Mitchell (2015:71-73) – Terra em “Origem da Obra de Arte”

Heidegger introduziu pela primeira vez uma nova concepção da terra (Erde) em seu ensaio “A origem da obra de arte” de 1936 (GA5). (A primeira elaboração é datada de 1931.) Isso não quer dizer que Geviert já esteja presente no ensaio da obra de arte — não está —, mas o papel que a terra desempenha ali a prepara para uma eventual inclusão em Geviert em 1949. (…)

Desde a primeira elaboração do ensaio até sua versão publicada, a terra é entendida em uma relação tensa com o mundo. A descoberta de Heidegger nesse ensaio — Gadamer chamou-a de “surpreendente” — é pensar a retirada como parte integrante do mundo e nomear essa retirada como “terra”. Embora um dos pilares de Ser e Tempo seja a interpretação da verdade como des-encobrimento, do grego aletheia (Unverborgenheit), pode-se dizer que a mudança no pensamento de Heidegger por volta da época do ensaio da obra de arte (meados da década de 1930) decorre da percepção de que esse “des” de des-encobrimento talvez seja demarcado de forma muito rígida. No lugar de uma simples oposição entre encobrimento e des-encobrimento, o pensamento de Heidegger agora se volta para a ideia de “retirada” (Entzug). A lógica dessa retirada é articulada nos cadernos da época, Contribuições à Filosofia (GA65), mas essa retirada também aparece no ensaio da obra de arte sob a rubrica da terra.

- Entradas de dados
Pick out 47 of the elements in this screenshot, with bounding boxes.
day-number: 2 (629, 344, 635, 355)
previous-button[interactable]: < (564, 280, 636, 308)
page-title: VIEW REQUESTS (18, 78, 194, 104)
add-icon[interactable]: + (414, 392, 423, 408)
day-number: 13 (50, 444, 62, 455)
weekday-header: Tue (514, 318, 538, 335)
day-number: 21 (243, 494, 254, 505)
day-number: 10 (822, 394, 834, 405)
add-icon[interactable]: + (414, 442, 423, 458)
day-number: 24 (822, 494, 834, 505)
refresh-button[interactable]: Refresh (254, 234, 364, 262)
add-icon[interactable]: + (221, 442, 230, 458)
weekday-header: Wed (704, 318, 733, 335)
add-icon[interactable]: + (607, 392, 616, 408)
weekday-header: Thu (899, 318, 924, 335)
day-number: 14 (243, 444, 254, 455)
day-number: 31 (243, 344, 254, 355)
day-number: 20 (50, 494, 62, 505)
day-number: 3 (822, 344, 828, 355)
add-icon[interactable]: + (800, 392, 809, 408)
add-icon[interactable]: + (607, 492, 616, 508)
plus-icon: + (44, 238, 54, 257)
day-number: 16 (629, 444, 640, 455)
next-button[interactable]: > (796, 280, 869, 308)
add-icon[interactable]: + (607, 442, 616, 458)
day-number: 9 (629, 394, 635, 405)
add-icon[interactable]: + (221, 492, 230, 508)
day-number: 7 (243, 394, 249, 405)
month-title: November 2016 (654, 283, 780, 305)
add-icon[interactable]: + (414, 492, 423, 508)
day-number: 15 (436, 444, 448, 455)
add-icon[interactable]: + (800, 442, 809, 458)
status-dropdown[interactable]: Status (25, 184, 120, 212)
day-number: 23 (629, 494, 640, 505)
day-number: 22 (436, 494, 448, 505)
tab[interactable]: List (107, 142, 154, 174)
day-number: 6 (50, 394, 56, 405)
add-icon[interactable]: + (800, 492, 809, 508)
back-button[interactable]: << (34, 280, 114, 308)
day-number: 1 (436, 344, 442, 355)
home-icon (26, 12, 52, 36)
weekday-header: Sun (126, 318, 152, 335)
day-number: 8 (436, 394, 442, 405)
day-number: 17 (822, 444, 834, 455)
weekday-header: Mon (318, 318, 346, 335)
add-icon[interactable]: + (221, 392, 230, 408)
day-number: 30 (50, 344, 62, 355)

- Conjunto de tarefas
A. No trecho sobre a terra em Heidegger, que adjetivo Gadamer usou para a descoberta feita no ensaio da obra de arte?
B. Retome o trecho sobre a concepção heideggeriana da terra e prossiga a partir da última frase apresentada.

- Resultados
A. Gadamer a chamou de “surpreendente”.

B.
Aqui, a terra é o acompanhante necessário da aparência mundana. Heidegger toma como exemplo um templo grego para mostrar como a terra localiza e organiza o espaço e os seres ao seu redor. A tempestade ao seu redor, a luz do dia, a amplitude do céu, a escuridão da noite, a maré alta, as ondas violentas, as árvores e a grama, os animais e os insetos, tudo isso surge no âmbito do templo. Esse templo é uma obra e, como tal, abre um mundo. Mas essa abertura não é mais pensada em um contexto de fechamento ou encobrimento. Em vez disso, o que é des-encoberto na abertura do mundo é o próprio fechamento, um fechamento paradoxal que Heidegger chama de “terra”. Paradoxal porque essa terra se revela como o brilho sensual das coisas, um brilho que se retira de todos os esforços para contê-lo, como veremos.

A obra de arte abre um mundo, organiza um conjunto de relações significativas em torno dele, mas o faz por meio da apresentação de algo que não pode ser apreendido: a terra como aparência sensual. Essa correlação de retirada e aparência ultrapassa a simples oposição entre encobrimento e des-encobrimento para pensar na desestabilização de ambas, sua interdependência e seu antagonismo. Heidegger chama isso de sua luta (Streit): “A oposição do mundo e da terra é uma luta. . . . No entanto, na luta essencial, os competidores (Streitenden) elevam um ao outro, respectivamente, à autoproclamação de sua essência. . . . Na contenda, cada um carrega o outro (trägt jedes das andere) para além de si mesmo” (GA5: 35/26-27, tm, em). A terra representa a aparência de um tipo de retirada no coração do mundo e é exatamente isso que a obra de arte encena. Heidegger continua mostrando como a obra de arte serve para inaugurar ou instituir o destino de um povo histórico.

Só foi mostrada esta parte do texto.